AIM OF THE EXERCISE>
Copy each line of the data below exactly, leaving out pictures.

EXERCISE MATERIAL>
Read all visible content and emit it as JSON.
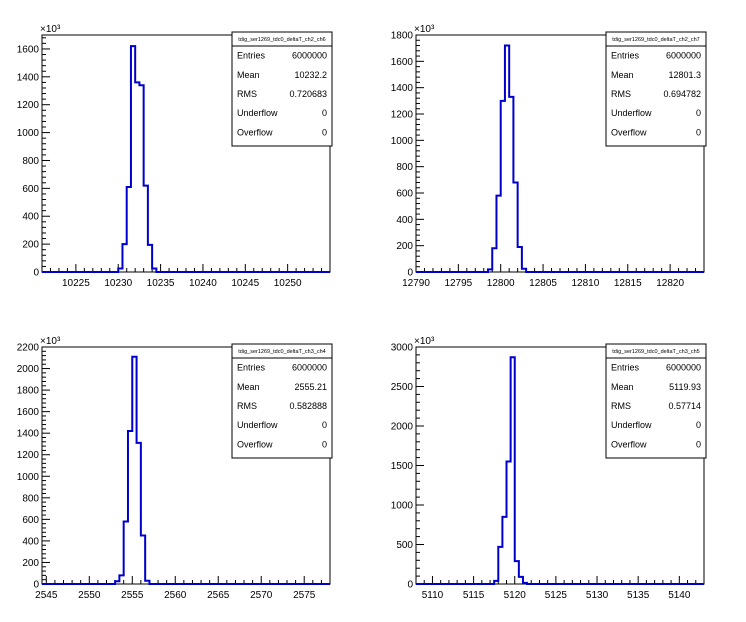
{
  "chart_data": [
    {
      "type": "histogram",
      "title": "tdig_ser1269_tdc0_deltaT_ch2_ch6",
      "y_multiplier_label": "×10³",
      "xlim": [
        10221,
        10255
      ],
      "ylim": [
        0,
        1700
      ],
      "xticks": [
        10225,
        10230,
        10235,
        10240,
        10245,
        10250
      ],
      "yticks": [
        0,
        200,
        400,
        600,
        800,
        1000,
        1200,
        1400,
        1600
      ],
      "bin_width": 0.5,
      "bins": [
        {
          "x": 10230.0,
          "y": 25
        },
        {
          "x": 10230.5,
          "y": 200
        },
        {
          "x": 10231.0,
          "y": 610
        },
        {
          "x": 10231.5,
          "y": 1620
        },
        {
          "x": 10232.0,
          "y": 1360
        },
        {
          "x": 10232.5,
          "y": 1340
        },
        {
          "x": 10233.0,
          "y": 620
        },
        {
          "x": 10233.5,
          "y": 195
        },
        {
          "x": 10234.0,
          "y": 25
        }
      ],
      "stats": [
        {
          "label": "Entries",
          "value": "6000000"
        },
        {
          "label": "Mean",
          "value": "10232.2"
        },
        {
          "label": "RMS",
          "value": "0.720683"
        },
        {
          "label": "Underflow",
          "value": "0"
        },
        {
          "label": "Overflow",
          "value": "0"
        }
      ],
      "color": "#0000cc"
    },
    {
      "type": "histogram",
      "title": "tdig_ser1269_tdc0_deltaT_ch2_ch7",
      "y_multiplier_label": "×10³",
      "xlim": [
        12790,
        12824
      ],
      "ylim": [
        0,
        1800
      ],
      "xticks": [
        12790,
        12795,
        12800,
        12805,
        12810,
        12815,
        12820
      ],
      "yticks": [
        0,
        200,
        400,
        600,
        800,
        1000,
        1200,
        1400,
        1600,
        1800
      ],
      "bin_width": 0.5,
      "bins": [
        {
          "x": 12798.5,
          "y": 20
        },
        {
          "x": 12799.0,
          "y": 180
        },
        {
          "x": 12799.5,
          "y": 580
        },
        {
          "x": 12800.0,
          "y": 1300
        },
        {
          "x": 12800.5,
          "y": 1720
        },
        {
          "x": 12801.0,
          "y": 1330
        },
        {
          "x": 12801.5,
          "y": 680
        },
        {
          "x": 12802.0,
          "y": 190
        },
        {
          "x": 12802.5,
          "y": 25
        }
      ],
      "stats": [
        {
          "label": "Entries",
          "value": "6000000"
        },
        {
          "label": "Mean",
          "value": "12801.3"
        },
        {
          "label": "RMS",
          "value": "0.694782"
        },
        {
          "label": "Underflow",
          "value": "0"
        },
        {
          "label": "Overflow",
          "value": "0"
        }
      ],
      "color": "#0000cc"
    },
    {
      "type": "histogram",
      "title": "tdig_ser1269_tdc0_deltaT_ch3_ch4",
      "y_multiplier_label": "×10³",
      "xlim": [
        2544.5,
        2578
      ],
      "ylim": [
        0,
        2200
      ],
      "xticks": [
        2545,
        2550,
        2555,
        2560,
        2565,
        2570,
        2575
      ],
      "yticks": [
        0,
        200,
        400,
        600,
        800,
        1000,
        1200,
        1400,
        1600,
        1800,
        2000,
        2200
      ],
      "bin_width": 0.5,
      "bins": [
        {
          "x": 2553.0,
          "y": 25
        },
        {
          "x": 2553.5,
          "y": 80
        },
        {
          "x": 2554.0,
          "y": 580
        },
        {
          "x": 2554.5,
          "y": 1420
        },
        {
          "x": 2555.0,
          "y": 2110
        },
        {
          "x": 2555.5,
          "y": 1310
        },
        {
          "x": 2556.0,
          "y": 450
        },
        {
          "x": 2556.5,
          "y": 30
        }
      ],
      "stats": [
        {
          "label": "Entries",
          "value": "6000000"
        },
        {
          "label": "Mean",
          "value": "2555.21"
        },
        {
          "label": "RMS",
          "value": "0.582888"
        },
        {
          "label": "Underflow",
          "value": "0"
        },
        {
          "label": "Overflow",
          "value": "0"
        }
      ],
      "color": "#0000cc"
    },
    {
      "type": "histogram",
      "title": "tdig_ser1269_tdc0_deltaT_ch3_ch5",
      "y_multiplier_label": "×10³",
      "xlim": [
        5108,
        5143
      ],
      "ylim": [
        0,
        3000
      ],
      "xticks": [
        5110,
        5115,
        5120,
        5125,
        5130,
        5135,
        5140
      ],
      "yticks": [
        0,
        500,
        1000,
        1500,
        2000,
        2500,
        3000
      ],
      "bin_width": 0.5,
      "bins": [
        {
          "x": 5117.5,
          "y": 40
        },
        {
          "x": 5118.0,
          "y": 470
        },
        {
          "x": 5118.5,
          "y": 850
        },
        {
          "x": 5119.0,
          "y": 1550
        },
        {
          "x": 5119.5,
          "y": 2870
        },
        {
          "x": 5120.0,
          "y": 290
        },
        {
          "x": 5120.5,
          "y": 90
        },
        {
          "x": 5121.0,
          "y": 15
        }
      ],
      "stats": [
        {
          "label": "Entries",
          "value": "6000000"
        },
        {
          "label": "Mean",
          "value": "5119.93"
        },
        {
          "label": "RMS",
          "value": "0.57714"
        },
        {
          "label": "Underflow",
          "value": "0"
        },
        {
          "label": "Overflow",
          "value": "0"
        }
      ],
      "color": "#0000cc"
    }
  ]
}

WRITTEN SOLUTION>
Read all visible content and emit it as JSON.
{
  "chart_data": [
    {
      "type": "histogram",
      "title": "tdig_ser1269_tdc0_deltaT_ch2_ch6",
      "y_multiplier_label": "×10³",
      "xlim": [
        10221,
        10255
      ],
      "ylim": [
        0,
        1700
      ],
      "xticks": [
        10225,
        10230,
        10235,
        10240,
        10245,
        10250
      ],
      "yticks": [
        0,
        200,
        400,
        600,
        800,
        1000,
        1200,
        1400,
        1600
      ],
      "bin_width": 0.5,
      "bins": [
        {
          "x": 10230.0,
          "y": 25
        },
        {
          "x": 10230.5,
          "y": 200
        },
        {
          "x": 10231.0,
          "y": 610
        },
        {
          "x": 10231.5,
          "y": 1620
        },
        {
          "x": 10232.0,
          "y": 1360
        },
        {
          "x": 10232.5,
          "y": 1340
        },
        {
          "x": 10233.0,
          "y": 620
        },
        {
          "x": 10233.5,
          "y": 195
        },
        {
          "x": 10234.0,
          "y": 25
        }
      ],
      "stats": [
        {
          "label": "Entries",
          "value": "6000000"
        },
        {
          "label": "Mean",
          "value": "10232.2"
        },
        {
          "label": "RMS",
          "value": "0.720683"
        },
        {
          "label": "Underflow",
          "value": "0"
        },
        {
          "label": "Overflow",
          "value": "0"
        }
      ],
      "color": "#0000cc"
    },
    {
      "type": "histogram",
      "title": "tdig_ser1269_tdc0_deltaT_ch2_ch7",
      "y_multiplier_label": "×10³",
      "xlim": [
        12790,
        12824
      ],
      "ylim": [
        0,
        1800
      ],
      "xticks": [
        12790,
        12795,
        12800,
        12805,
        12810,
        12815,
        12820
      ],
      "yticks": [
        0,
        200,
        400,
        600,
        800,
        1000,
        1200,
        1400,
        1600,
        1800
      ],
      "bin_width": 0.5,
      "bins": [
        {
          "x": 12798.5,
          "y": 20
        },
        {
          "x": 12799.0,
          "y": 180
        },
        {
          "x": 12799.5,
          "y": 580
        },
        {
          "x": 12800.0,
          "y": 1300
        },
        {
          "x": 12800.5,
          "y": 1720
        },
        {
          "x": 12801.0,
          "y": 1330
        },
        {
          "x": 12801.5,
          "y": 680
        },
        {
          "x": 12802.0,
          "y": 190
        },
        {
          "x": 12802.5,
          "y": 25
        }
      ],
      "stats": [
        {
          "label": "Entries",
          "value": "6000000"
        },
        {
          "label": "Mean",
          "value": "12801.3"
        },
        {
          "label": "RMS",
          "value": "0.694782"
        },
        {
          "label": "Underflow",
          "value": "0"
        },
        {
          "label": "Overflow",
          "value": "0"
        }
      ],
      "color": "#0000cc"
    },
    {
      "type": "histogram",
      "title": "tdig_ser1269_tdc0_deltaT_ch3_ch4",
      "y_multiplier_label": "×10³",
      "xlim": [
        2544.5,
        2578
      ],
      "ylim": [
        0,
        2200
      ],
      "xticks": [
        2545,
        2550,
        2555,
        2560,
        2565,
        2570,
        2575
      ],
      "yticks": [
        0,
        200,
        400,
        600,
        800,
        1000,
        1200,
        1400,
        1600,
        1800,
        2000,
        2200
      ],
      "bin_width": 0.5,
      "bins": [
        {
          "x": 2553.0,
          "y": 25
        },
        {
          "x": 2553.5,
          "y": 80
        },
        {
          "x": 2554.0,
          "y": 580
        },
        {
          "x": 2554.5,
          "y": 1420
        },
        {
          "x": 2555.0,
          "y": 2110
        },
        {
          "x": 2555.5,
          "y": 1310
        },
        {
          "x": 2556.0,
          "y": 450
        },
        {
          "x": 2556.5,
          "y": 30
        }
      ],
      "stats": [
        {
          "label": "Entries",
          "value": "6000000"
        },
        {
          "label": "Mean",
          "value": "2555.21"
        },
        {
          "label": "RMS",
          "value": "0.582888"
        },
        {
          "label": "Underflow",
          "value": "0"
        },
        {
          "label": "Overflow",
          "value": "0"
        }
      ],
      "color": "#0000cc"
    },
    {
      "type": "histogram",
      "title": "tdig_ser1269_tdc0_deltaT_ch3_ch5",
      "y_multiplier_label": "×10³",
      "xlim": [
        5108,
        5143
      ],
      "ylim": [
        0,
        3000
      ],
      "xticks": [
        5110,
        5115,
        5120,
        5125,
        5130,
        5135,
        5140
      ],
      "yticks": [
        0,
        500,
        1000,
        1500,
        2000,
        2500,
        3000
      ],
      "bin_width": 0.5,
      "bins": [
        {
          "x": 5117.5,
          "y": 40
        },
        {
          "x": 5118.0,
          "y": 470
        },
        {
          "x": 5118.5,
          "y": 850
        },
        {
          "x": 5119.0,
          "y": 1550
        },
        {
          "x": 5119.5,
          "y": 2870
        },
        {
          "x": 5120.0,
          "y": 290
        },
        {
          "x": 5120.5,
          "y": 90
        },
        {
          "x": 5121.0,
          "y": 15
        }
      ],
      "stats": [
        {
          "label": "Entries",
          "value": "6000000"
        },
        {
          "label": "Mean",
          "value": "5119.93"
        },
        {
          "label": "RMS",
          "value": "0.57714"
        },
        {
          "label": "Underflow",
          "value": "0"
        },
        {
          "label": "Overflow",
          "value": "0"
        }
      ],
      "color": "#0000cc"
    }
  ]
}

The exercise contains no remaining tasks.